## Exercise aim:
Note each line that includes the word "Mahmet". Copy those lines.

(Collected data)
________________
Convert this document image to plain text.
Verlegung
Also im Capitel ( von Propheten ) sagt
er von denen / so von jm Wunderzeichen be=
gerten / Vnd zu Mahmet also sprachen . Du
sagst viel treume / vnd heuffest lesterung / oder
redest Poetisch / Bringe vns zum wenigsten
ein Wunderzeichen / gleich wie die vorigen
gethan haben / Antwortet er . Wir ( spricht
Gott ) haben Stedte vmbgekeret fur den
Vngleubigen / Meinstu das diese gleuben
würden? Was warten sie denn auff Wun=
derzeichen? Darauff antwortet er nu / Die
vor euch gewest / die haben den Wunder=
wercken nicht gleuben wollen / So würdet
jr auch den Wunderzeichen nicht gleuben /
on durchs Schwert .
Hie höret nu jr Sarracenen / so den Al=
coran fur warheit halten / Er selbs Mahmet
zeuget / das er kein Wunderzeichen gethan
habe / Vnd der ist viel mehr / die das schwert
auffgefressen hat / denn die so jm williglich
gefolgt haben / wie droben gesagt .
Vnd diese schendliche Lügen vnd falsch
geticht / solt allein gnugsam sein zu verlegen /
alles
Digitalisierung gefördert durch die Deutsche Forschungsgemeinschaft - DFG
________________
## Output for this exercise:
gerten / Vnd zu Mahmet also sprachen . Du
coran fur warheit halten / Er selbs Mahmet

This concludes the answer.